▸ **Brief**:
Search the material for the string "работы", then return every line where it is found.

▸ **Input**:
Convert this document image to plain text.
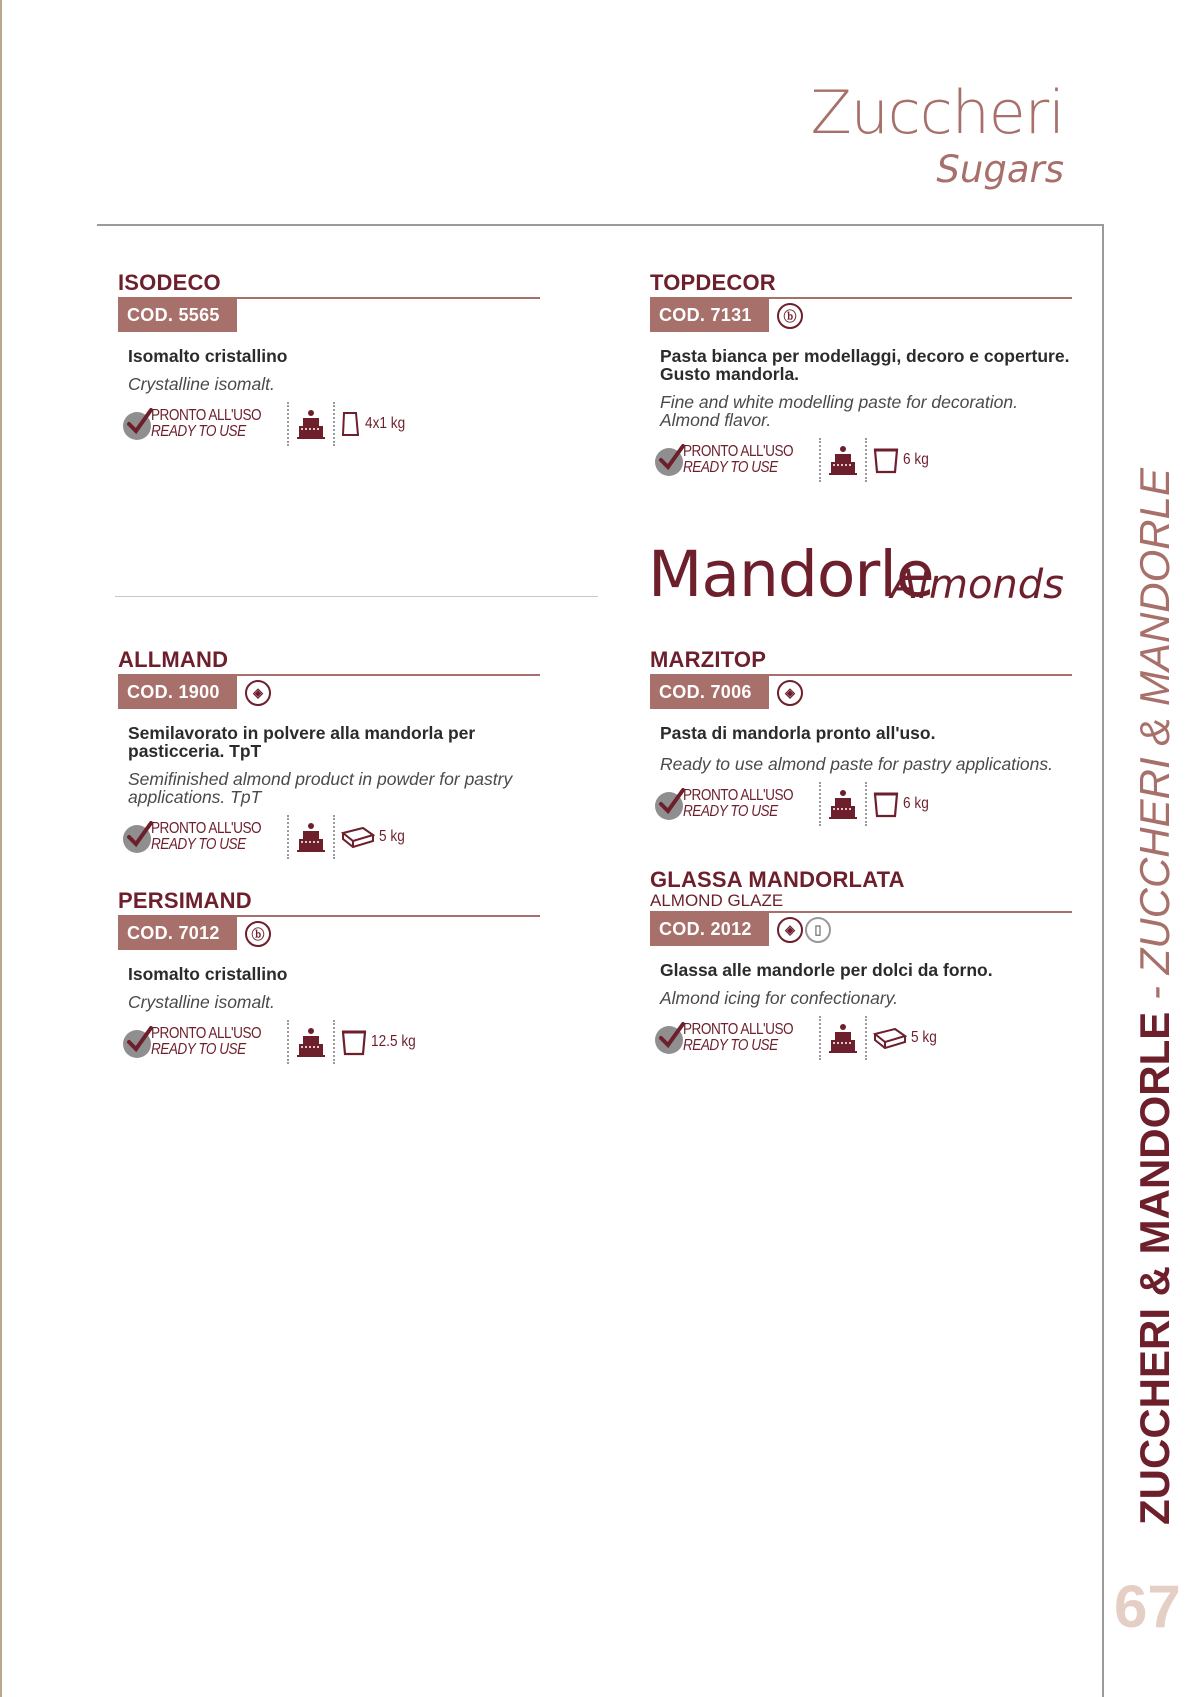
Zuccheri
Sugars
ZUCCHERI & MANDORLE - ZUCCHERI & MANDORLE
67
Mandorle
Almonds
ISODECO
COD. 5565
Isomalto cristallino
Crystalline isomalt.
PRONTO ALL'USO
READY TO USE	4x1 kg
TOPDECOR
COD. 7131	ⓑ
Pasta bianca per modellaggi, decoro e coperture. Gusto mandorla.
Fine and white modelling paste for decoration. Almond flavor.
PRONTO ALL'USO
READY TO USE	6 kg
ALLMAND
COD. 1900	◈
Semilavorato in polvere alla mandorla per pasticceria. TpT
Semifinished almond product in powder for pastry applications. TpT
PRONTO ALL'USO
READY TO USE	5 kg
PERSIMAND
COD. 7012	ⓑ
Isomalto cristallino
Crystalline isomalt.
PRONTO ALL'USO
READY TO USE	12.5 kg
MARZITOP
COD. 7006	◈
Pasta di mandorla pronto all'uso.
Ready to use almond paste for pastry applications.
PRONTO ALL'USO
READY TO USE	6 kg
GLASSA MANDORLATA
ALMOND GLAZE
COD. 2012	◈	▯
Glassa alle mandorle per dolci da forno.
Almond icing for confectionary.
PRONTO ALL'USO
READY TO USE	5 kg
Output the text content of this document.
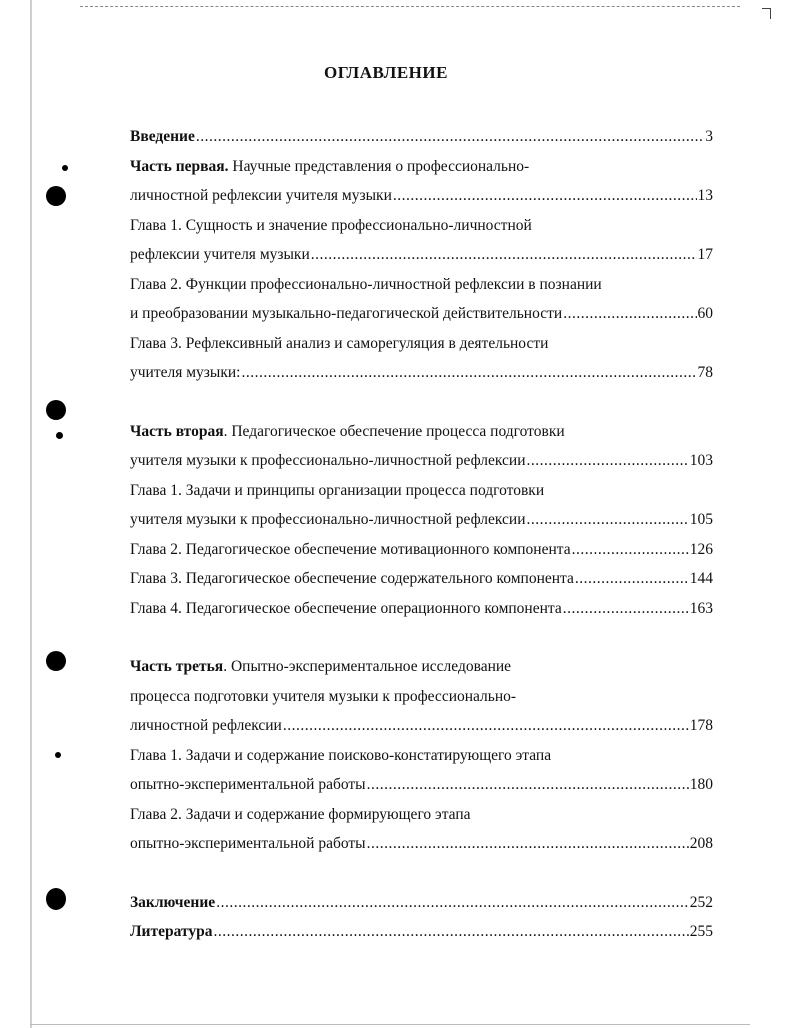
ОГЛАВЛЕНИЕ
Введение .....	3
Часть первая. Научные представления о профессионально-
личностной рефлексии учителя музыки .....	13
Глава 1. Сущность и значение профессионально-личностной
рефлексии учителя музыки .....	17
Глава 2. Функции профессионально-личностной рефлексии в познании
и преобразовании музыкально-педагогической действительности .....	60
Глава 3. Рефлексивный анализ и саморегуляция в деятельности
учителя музыки: .....	78
Часть вторая. Педагогическое обеспечение процесса подготовки
учителя музыки к профессионально-личностной рефлексии .....	103
Глава 1. Задачи и принципы организации процесса подготовки
учителя музыки к профессионально-личностной рефлексии .....	105
Глава 2. Педагогическое обеспечение мотивационного компонента .....	126
Глава 3. Педагогическое обеспечение содержательного компонента .....	144
Глава 4. Педагогическое обеспечение операционного компонента .....	163
Часть третья. Опытно-экспериментальное исследование
процесса подготовки учителя музыки к профессионально-
личностной рефлексии .....	178
Глава 1. Задачи и содержание поисково-констатирующего этапа
опытно-экспериментальной работы .....	180
Глава 2. Задачи и содержание формирующего этапа
опытно-экспериментальной работы .....	208
Заключение .....	252
Литература .....	255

▸ **Reply to the task**:
опытно-экспериментальной работы .....	180
опытно-экспериментальной работы .....	208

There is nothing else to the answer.